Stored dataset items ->
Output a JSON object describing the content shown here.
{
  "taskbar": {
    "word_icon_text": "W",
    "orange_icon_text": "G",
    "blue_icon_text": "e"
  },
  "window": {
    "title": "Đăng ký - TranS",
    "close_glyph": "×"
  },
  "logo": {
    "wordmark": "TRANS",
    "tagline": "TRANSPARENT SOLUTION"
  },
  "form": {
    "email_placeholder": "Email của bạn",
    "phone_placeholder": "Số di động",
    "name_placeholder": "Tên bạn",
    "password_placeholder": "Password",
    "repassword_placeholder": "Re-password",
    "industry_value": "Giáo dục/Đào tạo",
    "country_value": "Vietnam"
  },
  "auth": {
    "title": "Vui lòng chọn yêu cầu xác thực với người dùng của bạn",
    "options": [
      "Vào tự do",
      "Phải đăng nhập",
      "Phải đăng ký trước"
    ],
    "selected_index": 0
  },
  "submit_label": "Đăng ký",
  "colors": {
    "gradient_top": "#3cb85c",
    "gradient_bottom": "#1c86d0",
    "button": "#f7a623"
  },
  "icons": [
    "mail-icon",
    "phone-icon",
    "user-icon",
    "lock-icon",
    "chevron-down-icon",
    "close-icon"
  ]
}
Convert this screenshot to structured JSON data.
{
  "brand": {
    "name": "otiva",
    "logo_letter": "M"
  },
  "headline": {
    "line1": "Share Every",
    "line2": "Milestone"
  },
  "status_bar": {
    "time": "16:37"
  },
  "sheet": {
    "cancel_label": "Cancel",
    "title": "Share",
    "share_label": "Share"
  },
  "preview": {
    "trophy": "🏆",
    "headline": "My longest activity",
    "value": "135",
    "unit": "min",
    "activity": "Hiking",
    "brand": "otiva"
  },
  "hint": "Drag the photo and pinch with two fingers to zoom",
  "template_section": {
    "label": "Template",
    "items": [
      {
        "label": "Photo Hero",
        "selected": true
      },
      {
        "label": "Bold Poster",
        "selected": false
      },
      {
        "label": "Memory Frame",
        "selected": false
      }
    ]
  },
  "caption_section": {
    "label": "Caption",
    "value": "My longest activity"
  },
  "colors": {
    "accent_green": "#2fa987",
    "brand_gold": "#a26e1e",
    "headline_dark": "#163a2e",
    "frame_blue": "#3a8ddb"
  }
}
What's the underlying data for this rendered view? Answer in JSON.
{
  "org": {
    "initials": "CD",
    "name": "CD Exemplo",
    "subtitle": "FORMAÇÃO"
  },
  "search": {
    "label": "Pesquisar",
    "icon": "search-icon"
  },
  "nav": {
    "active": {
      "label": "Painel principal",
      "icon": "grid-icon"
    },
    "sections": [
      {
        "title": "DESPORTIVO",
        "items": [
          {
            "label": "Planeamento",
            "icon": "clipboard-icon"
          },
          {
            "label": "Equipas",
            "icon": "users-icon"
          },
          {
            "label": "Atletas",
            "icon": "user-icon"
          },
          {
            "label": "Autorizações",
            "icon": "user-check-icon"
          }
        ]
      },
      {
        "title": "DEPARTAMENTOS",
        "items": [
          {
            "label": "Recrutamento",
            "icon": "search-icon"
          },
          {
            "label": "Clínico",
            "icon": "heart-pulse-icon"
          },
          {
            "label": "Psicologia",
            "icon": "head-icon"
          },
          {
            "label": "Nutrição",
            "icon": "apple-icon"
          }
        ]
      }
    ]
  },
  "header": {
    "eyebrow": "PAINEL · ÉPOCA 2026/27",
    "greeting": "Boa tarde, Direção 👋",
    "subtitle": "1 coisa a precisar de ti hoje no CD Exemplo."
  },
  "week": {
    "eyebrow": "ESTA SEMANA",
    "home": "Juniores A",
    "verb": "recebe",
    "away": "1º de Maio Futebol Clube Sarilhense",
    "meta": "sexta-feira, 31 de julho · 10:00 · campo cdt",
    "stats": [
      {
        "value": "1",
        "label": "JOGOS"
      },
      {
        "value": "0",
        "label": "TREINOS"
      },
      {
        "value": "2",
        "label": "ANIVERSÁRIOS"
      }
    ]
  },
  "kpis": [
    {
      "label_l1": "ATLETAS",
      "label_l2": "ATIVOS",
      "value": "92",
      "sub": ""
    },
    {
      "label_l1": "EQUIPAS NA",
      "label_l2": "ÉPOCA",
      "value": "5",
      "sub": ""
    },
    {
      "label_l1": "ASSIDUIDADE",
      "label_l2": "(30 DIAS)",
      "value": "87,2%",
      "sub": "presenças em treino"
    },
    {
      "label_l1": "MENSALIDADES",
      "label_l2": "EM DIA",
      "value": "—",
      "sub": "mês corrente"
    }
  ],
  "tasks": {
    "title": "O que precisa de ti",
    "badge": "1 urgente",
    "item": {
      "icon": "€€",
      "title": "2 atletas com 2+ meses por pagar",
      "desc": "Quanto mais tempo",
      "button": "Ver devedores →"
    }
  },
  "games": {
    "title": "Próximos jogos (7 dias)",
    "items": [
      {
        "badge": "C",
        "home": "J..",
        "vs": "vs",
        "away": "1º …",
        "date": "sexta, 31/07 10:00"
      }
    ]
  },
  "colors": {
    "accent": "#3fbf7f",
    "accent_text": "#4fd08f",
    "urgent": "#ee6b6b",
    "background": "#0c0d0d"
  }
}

The task -> Your task is to repeat every entry exactly.

Written solution ->
Output a JSON object describing the content shown here.
{
  "taskbar": {
    "word_icon_text": "W",
    "orange_icon_text": "G",
    "blue_icon_text": "e"
  },
  "window": {
    "title": "Đăng ký - TranS",
    "close_glyph": "×"
  },
  "logo": {
    "wordmark": "TRANS",
    "tagline": "TRANSPARENT SOLUTION"
  },
  "form": {
    "email_placeholder": "Email của bạn",
    "phone_placeholder": "Số di động",
    "name_placeholder": "Tên bạn",
    "password_placeholder": "Password",
    "repassword_placeholder": "Re-password",
    "industry_value": "Giáo dục/Đào tạo",
    "country_value": "Vietnam"
  },
  "auth": {
    "title": "Vui lòng chọn yêu cầu xác thực với người dùng của bạn",
    "options": [
      "Vào tự do",
      "Phải đăng nhập",
      "Phải đăng ký trước"
    ],
    "selected_index": 0
  },
  "submit_label": "Đăng ký",
  "colors": {
    "gradient_top": "#3cb85c",
    "gradient_bottom": "#1c86d0",
    "button": "#f7a623"
  },
  "icons": [
    "mail-icon",
    "phone-icon",
    "user-icon",
    "lock-icon",
    "chevron-down-icon",
    "close-icon"
  ]
}
Convert this screenshot to structured JSON data.
{
  "brand": {
    "name": "otiva",
    "logo_letter": "M"
  },
  "headline": {
    "line1": "Share Every",
    "line2": "Milestone"
  },
  "status_bar": {
    "time": "16:37"
  },
  "sheet": {
    "cancel_label": "Cancel",
    "title": "Share",
    "share_label": "Share"
  },
  "preview": {
    "trophy": "🏆",
    "headline": "My longest activity",
    "value": "135",
    "unit": "min",
    "activity": "Hiking",
    "brand": "otiva"
  },
  "hint": "Drag the photo and pinch with two fingers to zoom",
  "template_section": {
    "label": "Template",
    "items": [
      {
        "label": "Photo Hero",
        "selected": true
      },
      {
        "label": "Bold Poster",
        "selected": false
      },
      {
        "label": "Memory Frame",
        "selected": false
      }
    ]
  },
  "caption_section": {
    "label": "Caption",
    "value": "My longest activity"
  },
  "colors": {
    "accent_green": "#2fa987",
    "brand_gold": "#a26e1e",
    "headline_dark": "#163a2e",
    "frame_blue": "#3a8ddb"
  }
}
What's the underlying data for this rendered view? Answer in JSON.
{
  "org": {
    "initials": "CD",
    "name": "CD Exemplo",
    "subtitle": "FORMAÇÃO"
  },
  "search": {
    "label": "Pesquisar",
    "icon": "search-icon"
  },
  "nav": {
    "active": {
      "label": "Painel principal",
      "icon": "grid-icon"
    },
    "sections": [
      {
        "title": "DESPORTIVO",
        "items": [
          {
            "label": "Planeamento",
            "icon": "clipboard-icon"
          },
          {
            "label": "Equipas",
            "icon": "users-icon"
          },
          {
            "label": "Atletas",
            "icon": "user-icon"
          },
          {
            "label": "Autorizações",
            "icon": "user-check-icon"
          }
        ]
      },
      {
        "title": "DEPARTAMENTOS",
        "items": [
          {
            "label": "Recrutamento",
            "icon": "search-icon"
          },
          {
            "label": "Clínico",
            "icon": "heart-pulse-icon"
          },
          {
            "label": "Psicologia",
            "icon": "head-icon"
          },
          {
            "label": "Nutrição",
            "icon": "apple-icon"
          }
        ]
      }
    ]
  },
  "header": {
    "eyebrow": "PAINEL · ÉPOCA 2026/27",
    "greeting": "Boa tarde, Direção 👋",
    "subtitle": "1 coisa a precisar de ti hoje no CD Exemplo."
  },
  "week": {
    "eyebrow": "ESTA SEMANA",
    "home": "Juniores A",
    "verb": "recebe",
    "away": "1º de Maio Futebol Clube Sarilhense",
    "meta": "sexta-feira, 31 de julho · 10:00 · campo cdt",
    "stats": [
      {
        "value": "1",
        "label": "JOGOS"
      },
      {
        "value": "0",
        "label": "TREINOS"
      },
      {
        "value": "2",
        "label": "ANIVERSÁRIOS"
      }
    ]
  },
  "kpis": [
    {
      "label_l1": "ATLETAS",
      "label_l2": "ATIVOS",
      "value": "92",
      "sub": ""
    },
    {
      "label_l1": "EQUIPAS NA",
      "label_l2": "ÉPOCA",
      "value": "5",
      "sub": ""
    },
    {
      "label_l1": "ASSIDUIDADE",
      "label_l2": "(30 DIAS)",
      "value": "87,2%",
      "sub": "presenças em treino"
    },
    {
      "label_l1": "MENSALIDADES",
      "label_l2": "EM DIA",
      "value": "—",
      "sub": "mês corrente"
    }
  ],
  "tasks": {
    "title": "O que precisa de ti",
    "badge": "1 urgente",
    "item": {
      "icon": "€€",
      "title": "2 atletas com 2+ meses por pagar",
      "desc": "Quanto mais tempo",
      "button": "Ver devedores →"
    }
  },
  "games": {
    "title": "Próximos jogos (7 dias)",
    "items": [
      {
        "badge": "C",
        "home": "J..",
        "vs": "vs",
        "away": "1º …",
        "date": "sexta, 31/07 10:00"
      }
    ]
  },
  "colors": {
    "accent": "#3fbf7f",
    "accent_text": "#4fd08f",
    "urgent": "#ee6b6b",
    "background": "#0c0d0d"
  }
}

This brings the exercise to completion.